Dataset entries on figures
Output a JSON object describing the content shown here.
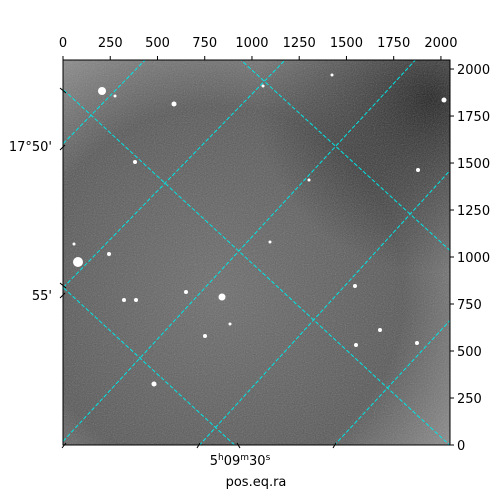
{
  "chart_data": {
    "type": "image",
    "xlim": [
      0,
      2048
    ],
    "ylim": [
      0,
      2048
    ],
    "xticks": [
      0,
      250,
      500,
      750,
      1000,
      1250,
      1500,
      1750,
      2000
    ],
    "yticks": [
      0,
      250,
      500,
      750,
      1000,
      1250,
      1500,
      1750,
      2000
    ],
    "world_y_labels": [
      "17°50'",
      "55'"
    ],
    "world_x_label_parts": [
      "5",
      "h",
      "09",
      "m",
      "30",
      "s"
    ],
    "xlabel": "pos.eq.ra",
    "grid_color": "#00e5e5"
  }
}
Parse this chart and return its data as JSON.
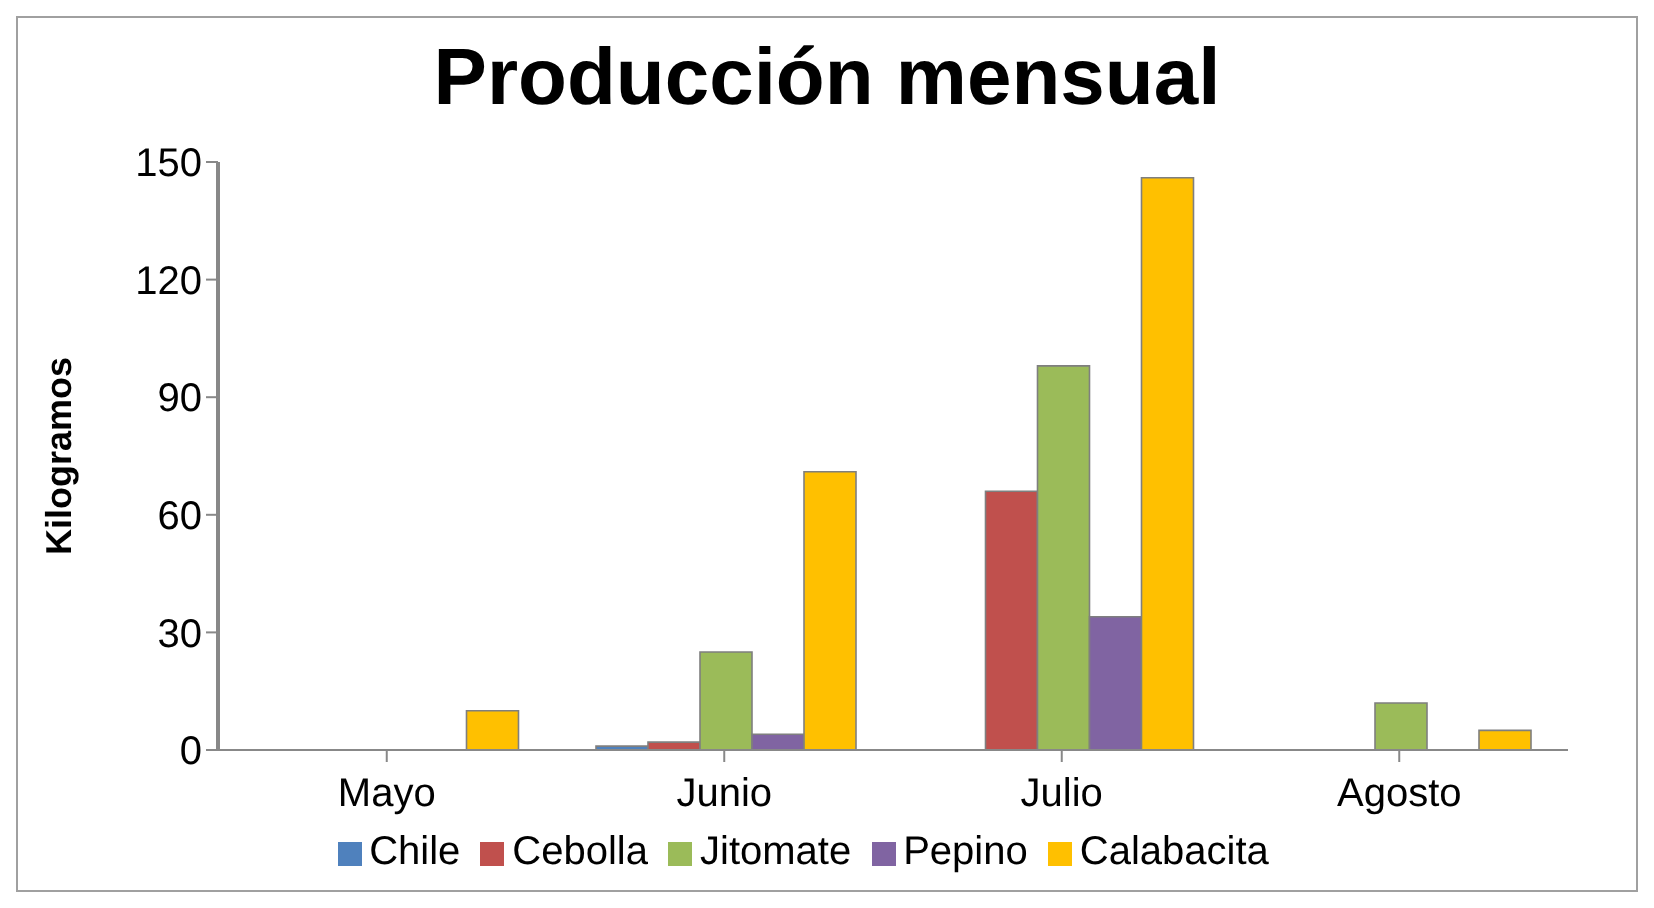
{
  "chart_data": {
    "type": "bar",
    "title": "Producción mensual",
    "ylabel": "Kilogramos",
    "categories": [
      "Mayo",
      "Junio",
      "Julio",
      "Agosto"
    ],
    "series": [
      {
        "name": "Chile",
        "color": "#4f81bd",
        "values": [
          0,
          1,
          0,
          0
        ]
      },
      {
        "name": "Cebolla",
        "color": "#c0504d",
        "values": [
          0,
          2,
          66,
          0
        ]
      },
      {
        "name": "Jitomate",
        "color": "#9bbb59",
        "values": [
          0,
          25,
          98,
          12
        ]
      },
      {
        "name": "Pepino",
        "color": "#8064a2",
        "values": [
          0,
          4,
          34,
          0
        ]
      },
      {
        "name": "Calabacita",
        "color": "#ffc000",
        "values": [
          10,
          71,
          146,
          5
        ]
      }
    ],
    "ylim": [
      0,
      150
    ],
    "yticks": [
      0,
      30,
      60,
      90,
      120,
      150
    ],
    "grid": false,
    "legend": "bottom"
  }
}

What to work on:
Only lines that contain the word "JSON" are wanted; copy each of them.

Exercise response:
Output a JSON object describing the content shown here.
Parse this chart and return its data as JSON.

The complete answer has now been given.